Gather each line of the entries below that includes "acute".

Items from a figure collection:
======
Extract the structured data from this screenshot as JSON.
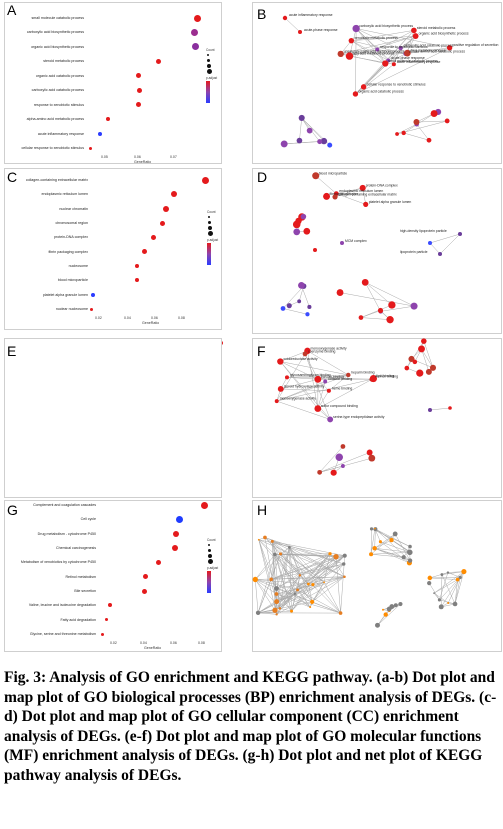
{
  "panels": {
    "A": {
      "label": "A",
      "xlabel": "GeneRatio",
      "xticks": [
        "0.05",
        "0.06",
        "0.07"
      ],
      "terms": [
        "small molecule catabolic process",
        "carboxylic acid biosynthetic process",
        "organic acid biosynthetic process",
        "steroid metabolic process",
        "organic acid catabolic process",
        "carboxylic acid catabolic process",
        "response to xenobiotic stimulus",
        "alpha-amino acid metabolic process",
        "acute inflammatory response",
        "cellular response to xenobiotic stimulus"
      ],
      "legend": {
        "count": "Count",
        "padj": "p.adjust"
      }
    },
    "B": {
      "label": "B"
    },
    "C": {
      "label": "C",
      "xlabel": "GeneRatio",
      "xticks": [
        "0.02",
        "0.04",
        "0.06",
        "0.08"
      ],
      "terms": [
        "collagen-containing extracellular matrix",
        "endoplasmic reticulum lumen",
        "nuclear chromatin",
        "chromosomal region",
        "protein-DNA complex",
        "fibrin packaging complex",
        "nucleosome",
        "blood microparticle",
        "platelet alpha granule lumen",
        "nuclear nucleosome"
      ],
      "legend": {
        "count": "Count",
        "padj": "p.adjust"
      }
    },
    "D": {
      "label": "D"
    },
    "E": {
      "label": "E"
    },
    "F": {
      "label": "F"
    },
    "G": {
      "label": "G",
      "xlabel": "GeneRatio",
      "xticks": [
        "0.02",
        "0.04",
        "0.06",
        "0.08"
      ],
      "terms": [
        "Complement and coagulation cascades",
        "Cell cycle",
        "Drug metabolism - cytochrome P450",
        "Chemical carcinogenesis",
        "Metabolism of xenobiotics by cytochrome P450",
        "Retinol metabolism",
        "Bile secretion",
        "Valine, leucine and isoleucine degradation",
        "Fatty acid degradation",
        "Glycine, serine and threonine metabolism"
      ],
      "legend": {
        "count": "Count",
        "padj": "p.adjust"
      }
    },
    "H": {
      "label": "H"
    }
  },
  "network_labels": {
    "B": [
      "acute inflammatory response",
      "acute-phase response",
      "cellular amino acid metabolic process",
      "steroid metabolic process",
      "organic acid biosynthetic process",
      "carboxylic acid biosynthetic process",
      "fatty acid metabolic process",
      "small molecule catabolic process",
      "organic acid catabolic process",
      "carboxylic acid catabolic process",
      "response to xenobiotic stimulus",
      "cellular response to xenobiotic stimulus",
      "drug metabolic process",
      "xenobiotic metabolic process",
      "unsaturated fatty acid metabolic process",
      "positive regulation of secretion"
    ],
    "D": [
      "endoplasmic reticulum lumen",
      "blood microparticle",
      "platelet alpha granule lumen",
      "collagen-containing extracellular matrix",
      "fibrinogen complex",
      "protein-DNA complex",
      "nucleosome",
      "chromosomal region",
      "nuclear chromatin",
      "nuclear nucleosome",
      "MCM complex",
      "high-density lipoprotein particle",
      "lipoprotein particle"
    ],
    "F": [
      "monooxygenase activity",
      "iron ion binding",
      "heme binding",
      "oxidoreductase activity",
      "steroid hydroxylase activity",
      "cofactor binding",
      "coenzyme binding",
      "serine-type endopeptidase activity",
      "sulfur compound binding",
      "heparin binding",
      "glycosaminoglycan binding",
      "lipid binding"
    ]
  },
  "caption": {
    "prefix": "Fig. 3:",
    "text": "Analysis of GO enrichment and KEGG pathway. (a-b) Dot plot and map plot of GO biological processes (BP) enrichment analysis of DEGs. (c-d) Dot plot and map plot of GO cellular component (CC) enrichment analysis of DEGs. (e-f) Dot plot and map plot of GO molecular functions (MF) enrichment analysis of DEGs. (g-h) Dot plot and net plot of KEGG pathway analysis of DEGs."
  }
}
======
→ FINISHED TASK
        "acute inflammatory response",
      "acute inflammatory response",
      "acute-phase response",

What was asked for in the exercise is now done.